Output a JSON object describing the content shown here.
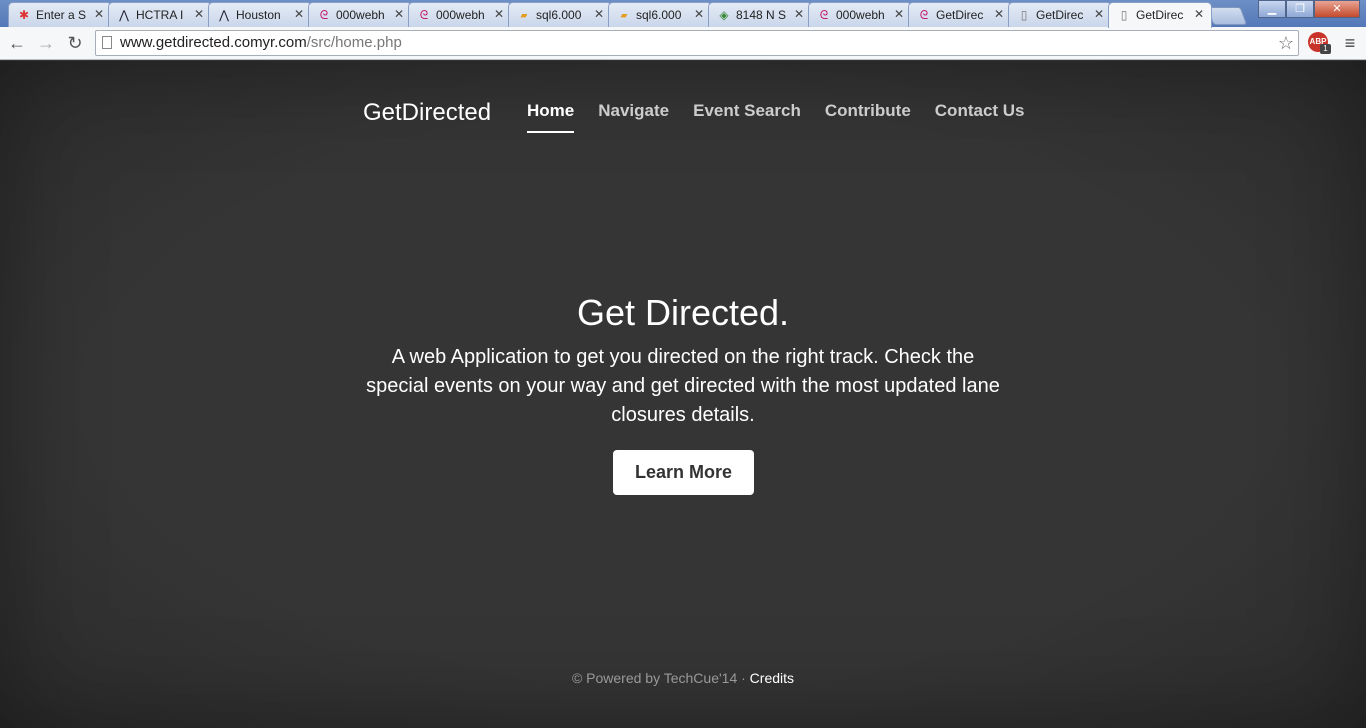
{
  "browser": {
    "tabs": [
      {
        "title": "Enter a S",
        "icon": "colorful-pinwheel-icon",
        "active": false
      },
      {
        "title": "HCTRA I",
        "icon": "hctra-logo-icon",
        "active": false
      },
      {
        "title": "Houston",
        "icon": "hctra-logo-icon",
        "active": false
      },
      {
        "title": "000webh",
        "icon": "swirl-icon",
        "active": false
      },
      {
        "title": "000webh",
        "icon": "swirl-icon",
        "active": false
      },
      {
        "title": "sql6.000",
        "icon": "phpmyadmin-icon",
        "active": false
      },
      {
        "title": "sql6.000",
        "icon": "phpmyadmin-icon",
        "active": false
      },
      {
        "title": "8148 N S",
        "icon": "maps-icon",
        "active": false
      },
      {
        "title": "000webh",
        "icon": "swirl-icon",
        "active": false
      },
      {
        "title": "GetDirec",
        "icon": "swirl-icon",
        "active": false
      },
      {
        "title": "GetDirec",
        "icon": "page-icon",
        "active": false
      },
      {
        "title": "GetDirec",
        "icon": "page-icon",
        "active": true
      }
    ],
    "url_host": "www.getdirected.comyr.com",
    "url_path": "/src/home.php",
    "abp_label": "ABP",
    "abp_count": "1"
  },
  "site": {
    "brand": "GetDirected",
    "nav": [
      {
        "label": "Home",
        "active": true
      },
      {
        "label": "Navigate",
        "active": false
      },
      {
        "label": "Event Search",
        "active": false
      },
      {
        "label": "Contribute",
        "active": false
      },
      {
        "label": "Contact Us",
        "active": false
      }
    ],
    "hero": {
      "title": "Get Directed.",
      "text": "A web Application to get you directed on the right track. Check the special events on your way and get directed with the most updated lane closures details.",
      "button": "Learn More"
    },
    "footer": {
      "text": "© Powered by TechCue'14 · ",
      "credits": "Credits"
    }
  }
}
------
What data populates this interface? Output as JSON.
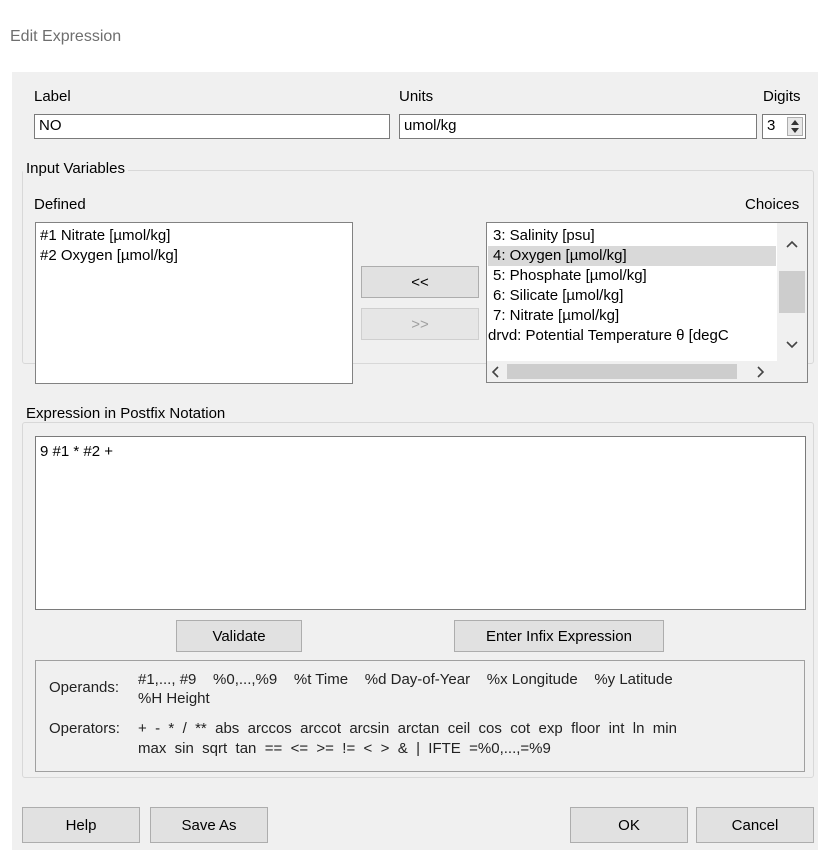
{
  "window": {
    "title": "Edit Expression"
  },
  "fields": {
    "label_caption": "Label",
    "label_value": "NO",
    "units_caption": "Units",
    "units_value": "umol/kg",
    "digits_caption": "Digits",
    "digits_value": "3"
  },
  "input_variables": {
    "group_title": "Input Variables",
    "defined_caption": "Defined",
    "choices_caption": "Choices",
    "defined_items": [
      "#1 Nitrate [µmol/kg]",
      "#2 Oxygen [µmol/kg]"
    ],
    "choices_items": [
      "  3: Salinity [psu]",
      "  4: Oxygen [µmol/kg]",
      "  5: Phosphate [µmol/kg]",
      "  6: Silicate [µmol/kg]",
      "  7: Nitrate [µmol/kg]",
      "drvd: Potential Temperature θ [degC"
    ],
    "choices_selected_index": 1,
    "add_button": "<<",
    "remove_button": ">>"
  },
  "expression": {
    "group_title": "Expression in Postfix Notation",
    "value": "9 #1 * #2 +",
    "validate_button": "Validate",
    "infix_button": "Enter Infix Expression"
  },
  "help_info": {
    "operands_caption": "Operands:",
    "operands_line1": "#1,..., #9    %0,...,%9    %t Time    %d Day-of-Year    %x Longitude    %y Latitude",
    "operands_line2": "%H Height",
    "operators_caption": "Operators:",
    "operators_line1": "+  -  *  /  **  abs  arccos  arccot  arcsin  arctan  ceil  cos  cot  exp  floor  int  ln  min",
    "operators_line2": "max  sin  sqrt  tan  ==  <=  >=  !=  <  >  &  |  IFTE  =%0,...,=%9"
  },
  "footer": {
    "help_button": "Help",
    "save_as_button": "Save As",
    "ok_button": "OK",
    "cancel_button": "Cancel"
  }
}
------
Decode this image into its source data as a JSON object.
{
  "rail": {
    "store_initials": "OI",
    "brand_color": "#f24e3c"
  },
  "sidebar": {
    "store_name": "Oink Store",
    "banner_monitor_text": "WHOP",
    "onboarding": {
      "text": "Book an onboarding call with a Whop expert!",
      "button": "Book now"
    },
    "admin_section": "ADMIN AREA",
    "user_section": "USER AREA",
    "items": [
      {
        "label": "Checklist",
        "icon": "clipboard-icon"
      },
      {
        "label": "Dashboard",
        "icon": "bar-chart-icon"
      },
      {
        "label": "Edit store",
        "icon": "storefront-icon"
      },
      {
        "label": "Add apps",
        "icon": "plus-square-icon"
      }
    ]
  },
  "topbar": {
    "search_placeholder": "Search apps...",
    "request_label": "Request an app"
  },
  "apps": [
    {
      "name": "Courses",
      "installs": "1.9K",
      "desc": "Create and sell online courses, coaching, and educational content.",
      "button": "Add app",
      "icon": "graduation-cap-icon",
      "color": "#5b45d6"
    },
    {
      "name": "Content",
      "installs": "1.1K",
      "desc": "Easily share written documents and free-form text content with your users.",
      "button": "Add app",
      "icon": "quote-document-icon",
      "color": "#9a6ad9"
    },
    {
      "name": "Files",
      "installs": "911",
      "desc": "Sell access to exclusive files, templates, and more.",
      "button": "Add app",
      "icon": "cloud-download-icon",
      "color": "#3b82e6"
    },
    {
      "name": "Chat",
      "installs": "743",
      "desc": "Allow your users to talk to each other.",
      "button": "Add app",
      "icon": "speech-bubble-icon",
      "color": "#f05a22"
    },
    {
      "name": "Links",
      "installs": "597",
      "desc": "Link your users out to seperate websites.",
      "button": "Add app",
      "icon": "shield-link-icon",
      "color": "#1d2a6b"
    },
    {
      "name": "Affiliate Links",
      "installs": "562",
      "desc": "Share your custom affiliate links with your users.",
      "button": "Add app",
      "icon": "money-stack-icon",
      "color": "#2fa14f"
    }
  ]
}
------
Work out how many lines in the records above contain the word "AREA", and reply with that number alone.

2